** What you are asked to do **
Pictures aside, write out every record exactly as it appears.
** begin **
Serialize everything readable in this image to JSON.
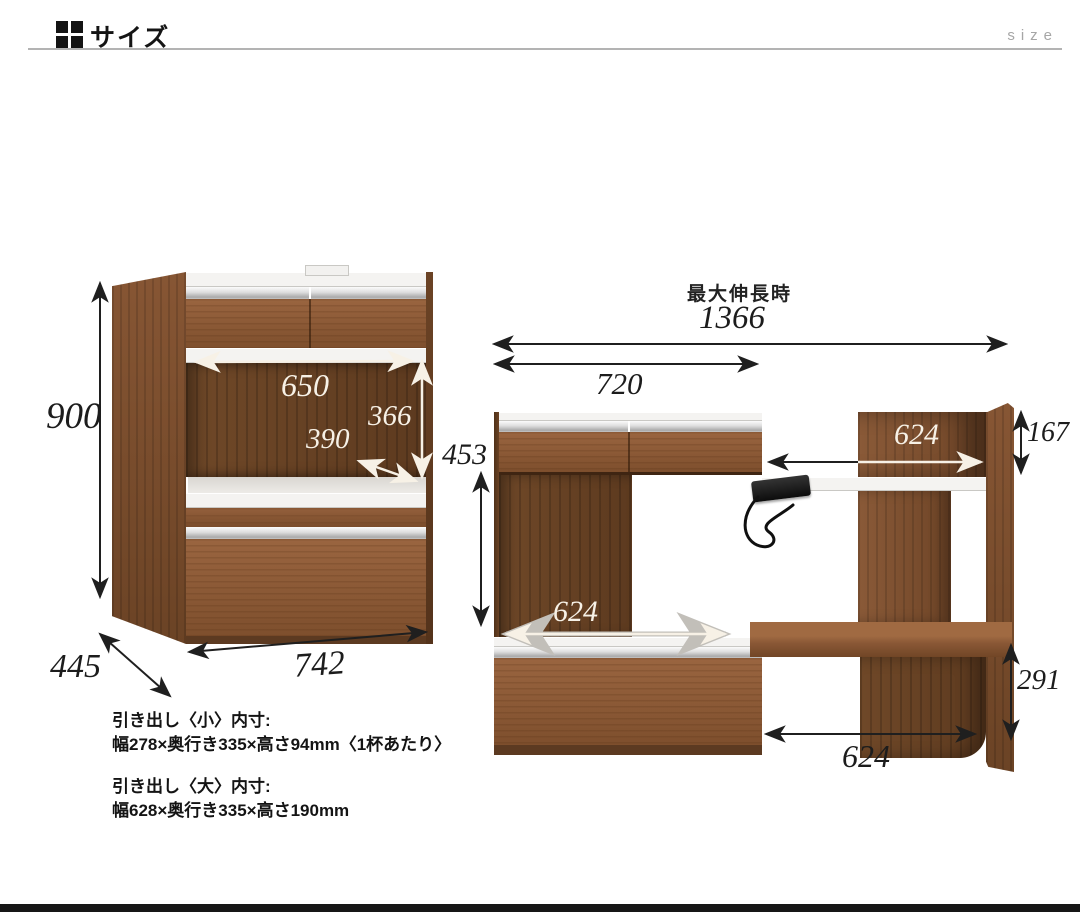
{
  "header": {
    "icon": "grid-icon",
    "title": "サイズ",
    "watermark": "size"
  },
  "closed_view": {
    "height": "900",
    "depth": "445",
    "width": "742",
    "inner_width": "650",
    "inner_height": "366",
    "inner_depth": "390"
  },
  "extended_view": {
    "max_label": "最大伸長時",
    "max_width": "1366",
    "body_width": "720",
    "left_open_height": "453",
    "top_shelf_width": "624",
    "top_right_height": "167",
    "left_inner_width": "624",
    "bottom_right_height": "291",
    "bottom_open_width": "624"
  },
  "notes": {
    "small_title": "引き出し〈小〉内寸:",
    "small_dims": "幅278×奥行き335×高さ94mm〈1杯あたり〉",
    "large_title": "引き出し〈大〉内寸:",
    "large_dims": "幅628×奥行き335×高さ190mm"
  },
  "colors": {
    "wood": "#8a5836",
    "wood_dark": "#5f3c22",
    "ink": "#1c1c1c",
    "silver": "#cccccc",
    "gray": "#a6a6a6"
  }
}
** end **
** Solution below **
Serialize everything readable in this image to JSON.
{
  "header": {
    "icon": "grid-icon",
    "title": "サイズ",
    "watermark": "size"
  },
  "closed_view": {
    "height": "900",
    "depth": "445",
    "width": "742",
    "inner_width": "650",
    "inner_height": "366",
    "inner_depth": "390"
  },
  "extended_view": {
    "max_label": "最大伸長時",
    "max_width": "1366",
    "body_width": "720",
    "left_open_height": "453",
    "top_shelf_width": "624",
    "top_right_height": "167",
    "left_inner_width": "624",
    "bottom_right_height": "291",
    "bottom_open_width": "624"
  },
  "notes": {
    "small_title": "引き出し〈小〉内寸:",
    "small_dims": "幅278×奥行き335×高さ94mm〈1杯あたり〉",
    "large_title": "引き出し〈大〉内寸:",
    "large_dims": "幅628×奥行き335×高さ190mm"
  },
  "colors": {
    "wood": "#8a5836",
    "wood_dark": "#5f3c22",
    "ink": "#1c1c1c",
    "silver": "#cccccc",
    "gray": "#a6a6a6"
  }
}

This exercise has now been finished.